WHAT IS BEING ASKED: Go through the material below and copy each line where the word "this" appears.

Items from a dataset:
....

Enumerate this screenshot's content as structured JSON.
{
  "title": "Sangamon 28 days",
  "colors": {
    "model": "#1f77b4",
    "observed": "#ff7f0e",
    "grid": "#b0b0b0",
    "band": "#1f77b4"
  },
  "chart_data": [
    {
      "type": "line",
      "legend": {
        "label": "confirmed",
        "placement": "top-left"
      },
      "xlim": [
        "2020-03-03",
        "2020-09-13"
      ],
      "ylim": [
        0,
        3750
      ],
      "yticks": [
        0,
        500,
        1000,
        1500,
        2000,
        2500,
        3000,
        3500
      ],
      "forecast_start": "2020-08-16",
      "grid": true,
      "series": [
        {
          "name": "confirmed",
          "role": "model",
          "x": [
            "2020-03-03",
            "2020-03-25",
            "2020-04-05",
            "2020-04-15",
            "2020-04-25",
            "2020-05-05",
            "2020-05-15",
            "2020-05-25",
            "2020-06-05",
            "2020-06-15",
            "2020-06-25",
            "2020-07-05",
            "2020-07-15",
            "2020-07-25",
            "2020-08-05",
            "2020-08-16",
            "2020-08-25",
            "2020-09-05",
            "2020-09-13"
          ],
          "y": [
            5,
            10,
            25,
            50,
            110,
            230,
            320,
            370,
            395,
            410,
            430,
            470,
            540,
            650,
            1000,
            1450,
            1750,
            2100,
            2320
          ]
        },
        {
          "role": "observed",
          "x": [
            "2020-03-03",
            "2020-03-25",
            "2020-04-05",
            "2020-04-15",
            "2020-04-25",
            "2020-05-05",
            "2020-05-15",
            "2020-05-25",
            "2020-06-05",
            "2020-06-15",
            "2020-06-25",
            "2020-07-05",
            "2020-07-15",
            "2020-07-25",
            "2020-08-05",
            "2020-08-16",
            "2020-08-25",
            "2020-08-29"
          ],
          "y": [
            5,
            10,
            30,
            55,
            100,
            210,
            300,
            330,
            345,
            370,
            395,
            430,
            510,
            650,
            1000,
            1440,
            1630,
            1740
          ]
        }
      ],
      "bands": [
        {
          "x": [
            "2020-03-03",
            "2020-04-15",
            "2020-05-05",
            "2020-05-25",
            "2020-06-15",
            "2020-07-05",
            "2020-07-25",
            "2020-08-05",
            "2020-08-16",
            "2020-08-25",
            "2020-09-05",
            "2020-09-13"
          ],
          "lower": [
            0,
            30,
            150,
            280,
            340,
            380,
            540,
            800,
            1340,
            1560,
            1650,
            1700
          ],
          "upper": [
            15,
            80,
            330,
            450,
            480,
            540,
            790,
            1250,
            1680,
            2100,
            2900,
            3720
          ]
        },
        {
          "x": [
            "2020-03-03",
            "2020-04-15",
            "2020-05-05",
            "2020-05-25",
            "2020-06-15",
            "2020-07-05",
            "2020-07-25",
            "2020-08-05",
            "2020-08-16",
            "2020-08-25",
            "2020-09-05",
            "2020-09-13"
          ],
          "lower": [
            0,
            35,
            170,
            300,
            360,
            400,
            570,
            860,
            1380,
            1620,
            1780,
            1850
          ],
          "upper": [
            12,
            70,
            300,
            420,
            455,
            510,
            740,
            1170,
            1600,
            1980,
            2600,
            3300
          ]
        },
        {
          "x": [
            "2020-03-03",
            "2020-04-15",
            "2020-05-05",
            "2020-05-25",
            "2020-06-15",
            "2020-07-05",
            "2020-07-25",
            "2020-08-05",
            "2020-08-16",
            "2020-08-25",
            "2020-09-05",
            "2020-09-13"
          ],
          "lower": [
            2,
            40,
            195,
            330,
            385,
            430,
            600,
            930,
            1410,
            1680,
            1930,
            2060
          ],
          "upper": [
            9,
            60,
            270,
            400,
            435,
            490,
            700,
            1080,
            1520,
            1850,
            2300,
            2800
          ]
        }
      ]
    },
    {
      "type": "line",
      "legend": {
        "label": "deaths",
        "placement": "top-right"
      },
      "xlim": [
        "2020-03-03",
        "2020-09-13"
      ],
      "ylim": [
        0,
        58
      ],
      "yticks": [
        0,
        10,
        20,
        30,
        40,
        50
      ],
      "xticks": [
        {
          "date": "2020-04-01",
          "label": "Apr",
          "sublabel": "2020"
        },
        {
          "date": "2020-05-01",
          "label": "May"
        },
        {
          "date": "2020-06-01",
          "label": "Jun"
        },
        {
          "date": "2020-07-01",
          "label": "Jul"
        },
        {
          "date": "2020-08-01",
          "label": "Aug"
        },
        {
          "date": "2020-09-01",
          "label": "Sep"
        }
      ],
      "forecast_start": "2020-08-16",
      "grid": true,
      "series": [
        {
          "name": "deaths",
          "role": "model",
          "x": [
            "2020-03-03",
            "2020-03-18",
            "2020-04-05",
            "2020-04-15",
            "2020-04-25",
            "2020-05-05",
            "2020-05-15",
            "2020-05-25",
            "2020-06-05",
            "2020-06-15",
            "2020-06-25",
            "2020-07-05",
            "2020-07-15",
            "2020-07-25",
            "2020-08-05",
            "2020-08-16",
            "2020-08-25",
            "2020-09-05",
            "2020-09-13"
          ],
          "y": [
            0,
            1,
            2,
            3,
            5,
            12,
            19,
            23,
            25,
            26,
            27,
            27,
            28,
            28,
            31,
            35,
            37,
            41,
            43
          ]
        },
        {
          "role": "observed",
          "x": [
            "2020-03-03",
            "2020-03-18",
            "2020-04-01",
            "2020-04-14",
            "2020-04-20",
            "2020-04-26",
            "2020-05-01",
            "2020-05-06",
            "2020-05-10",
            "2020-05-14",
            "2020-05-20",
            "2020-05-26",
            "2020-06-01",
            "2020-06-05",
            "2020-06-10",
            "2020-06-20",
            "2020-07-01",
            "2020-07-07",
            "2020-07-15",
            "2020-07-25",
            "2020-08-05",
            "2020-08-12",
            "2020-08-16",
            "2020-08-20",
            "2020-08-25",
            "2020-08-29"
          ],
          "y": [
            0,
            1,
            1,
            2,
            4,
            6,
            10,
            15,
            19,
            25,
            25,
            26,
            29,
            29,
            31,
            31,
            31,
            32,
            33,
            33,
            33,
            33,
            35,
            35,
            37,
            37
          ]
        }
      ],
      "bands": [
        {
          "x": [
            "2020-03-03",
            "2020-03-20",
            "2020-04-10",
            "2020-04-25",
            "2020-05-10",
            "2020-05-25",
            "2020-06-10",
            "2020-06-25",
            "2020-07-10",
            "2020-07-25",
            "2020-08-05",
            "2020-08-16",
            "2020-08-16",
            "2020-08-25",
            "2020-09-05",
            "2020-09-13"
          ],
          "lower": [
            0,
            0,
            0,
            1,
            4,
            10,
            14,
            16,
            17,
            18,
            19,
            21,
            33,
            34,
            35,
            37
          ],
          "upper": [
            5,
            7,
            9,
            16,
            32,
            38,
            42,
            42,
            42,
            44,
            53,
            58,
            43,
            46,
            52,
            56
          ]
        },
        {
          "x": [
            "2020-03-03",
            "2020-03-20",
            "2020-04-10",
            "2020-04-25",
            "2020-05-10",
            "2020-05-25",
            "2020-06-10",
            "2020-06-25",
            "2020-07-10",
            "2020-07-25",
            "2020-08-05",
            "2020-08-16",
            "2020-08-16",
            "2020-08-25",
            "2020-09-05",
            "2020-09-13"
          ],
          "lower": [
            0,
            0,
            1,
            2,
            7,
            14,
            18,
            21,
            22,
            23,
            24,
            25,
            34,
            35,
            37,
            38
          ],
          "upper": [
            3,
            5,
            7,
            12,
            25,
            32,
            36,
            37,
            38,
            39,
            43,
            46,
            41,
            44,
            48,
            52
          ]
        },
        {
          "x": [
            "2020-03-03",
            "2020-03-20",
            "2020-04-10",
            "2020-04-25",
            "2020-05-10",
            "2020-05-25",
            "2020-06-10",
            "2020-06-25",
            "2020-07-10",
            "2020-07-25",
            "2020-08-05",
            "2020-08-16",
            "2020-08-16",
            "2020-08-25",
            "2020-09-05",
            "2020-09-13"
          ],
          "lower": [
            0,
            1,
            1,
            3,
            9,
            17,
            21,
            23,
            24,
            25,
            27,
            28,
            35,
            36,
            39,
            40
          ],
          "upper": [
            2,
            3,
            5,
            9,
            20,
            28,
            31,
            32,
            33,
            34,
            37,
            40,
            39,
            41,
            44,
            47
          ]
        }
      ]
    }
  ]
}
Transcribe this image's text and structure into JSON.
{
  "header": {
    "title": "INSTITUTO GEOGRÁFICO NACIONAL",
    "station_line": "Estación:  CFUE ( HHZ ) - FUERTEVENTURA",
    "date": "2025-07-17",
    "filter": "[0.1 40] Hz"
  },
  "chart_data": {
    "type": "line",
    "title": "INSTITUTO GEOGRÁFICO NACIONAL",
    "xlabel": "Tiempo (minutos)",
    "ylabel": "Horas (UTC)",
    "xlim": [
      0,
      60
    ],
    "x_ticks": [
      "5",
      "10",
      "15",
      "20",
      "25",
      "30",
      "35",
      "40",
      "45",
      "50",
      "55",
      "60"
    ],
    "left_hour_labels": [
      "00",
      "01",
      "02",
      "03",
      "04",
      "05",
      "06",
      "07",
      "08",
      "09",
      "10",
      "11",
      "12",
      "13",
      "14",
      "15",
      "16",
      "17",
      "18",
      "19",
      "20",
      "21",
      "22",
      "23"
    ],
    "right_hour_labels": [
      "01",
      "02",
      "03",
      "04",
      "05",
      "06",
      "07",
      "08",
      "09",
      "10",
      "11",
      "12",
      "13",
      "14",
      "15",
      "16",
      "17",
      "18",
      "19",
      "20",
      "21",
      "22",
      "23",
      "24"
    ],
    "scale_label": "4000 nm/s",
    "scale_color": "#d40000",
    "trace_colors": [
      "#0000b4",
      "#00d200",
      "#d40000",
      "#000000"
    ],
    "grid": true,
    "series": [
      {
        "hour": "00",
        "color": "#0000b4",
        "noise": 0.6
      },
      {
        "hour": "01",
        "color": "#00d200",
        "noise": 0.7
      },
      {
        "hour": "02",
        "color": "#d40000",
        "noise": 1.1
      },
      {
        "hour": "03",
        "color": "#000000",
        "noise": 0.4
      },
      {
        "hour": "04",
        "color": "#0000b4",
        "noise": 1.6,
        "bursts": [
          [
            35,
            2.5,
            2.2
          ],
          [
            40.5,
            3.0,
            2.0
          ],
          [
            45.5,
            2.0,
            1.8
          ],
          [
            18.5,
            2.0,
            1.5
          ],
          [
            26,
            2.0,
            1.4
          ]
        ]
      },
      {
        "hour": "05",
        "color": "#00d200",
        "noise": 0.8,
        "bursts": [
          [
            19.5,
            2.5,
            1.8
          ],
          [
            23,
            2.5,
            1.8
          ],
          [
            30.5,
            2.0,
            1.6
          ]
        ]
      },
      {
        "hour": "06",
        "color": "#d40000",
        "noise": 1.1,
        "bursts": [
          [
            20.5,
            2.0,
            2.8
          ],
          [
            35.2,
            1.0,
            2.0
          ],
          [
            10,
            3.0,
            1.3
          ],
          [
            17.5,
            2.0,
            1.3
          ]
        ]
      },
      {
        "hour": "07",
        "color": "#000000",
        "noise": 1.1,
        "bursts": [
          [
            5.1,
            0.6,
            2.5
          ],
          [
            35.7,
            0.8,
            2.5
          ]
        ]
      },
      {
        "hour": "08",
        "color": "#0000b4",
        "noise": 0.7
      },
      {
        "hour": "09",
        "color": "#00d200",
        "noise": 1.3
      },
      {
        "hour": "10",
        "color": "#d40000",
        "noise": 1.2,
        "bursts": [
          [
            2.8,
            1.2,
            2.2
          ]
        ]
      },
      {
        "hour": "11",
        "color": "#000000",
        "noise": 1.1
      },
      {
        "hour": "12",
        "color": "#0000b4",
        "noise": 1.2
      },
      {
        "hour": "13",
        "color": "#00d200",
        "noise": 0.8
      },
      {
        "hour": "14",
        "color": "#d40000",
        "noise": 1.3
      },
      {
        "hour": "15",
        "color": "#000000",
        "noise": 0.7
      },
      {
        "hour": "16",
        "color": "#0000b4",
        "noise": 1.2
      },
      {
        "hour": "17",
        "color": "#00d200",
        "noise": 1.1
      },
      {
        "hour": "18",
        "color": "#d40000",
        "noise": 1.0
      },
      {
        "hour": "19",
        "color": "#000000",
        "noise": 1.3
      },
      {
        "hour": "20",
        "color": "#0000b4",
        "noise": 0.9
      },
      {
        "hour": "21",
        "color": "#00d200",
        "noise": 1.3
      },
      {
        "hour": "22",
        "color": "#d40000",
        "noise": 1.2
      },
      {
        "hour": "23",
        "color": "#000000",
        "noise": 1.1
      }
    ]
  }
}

....

EXERCISE ANSWER:
Enumerate this screenshot's content as structured JSON.
Transcribe this image's text and structure into JSON.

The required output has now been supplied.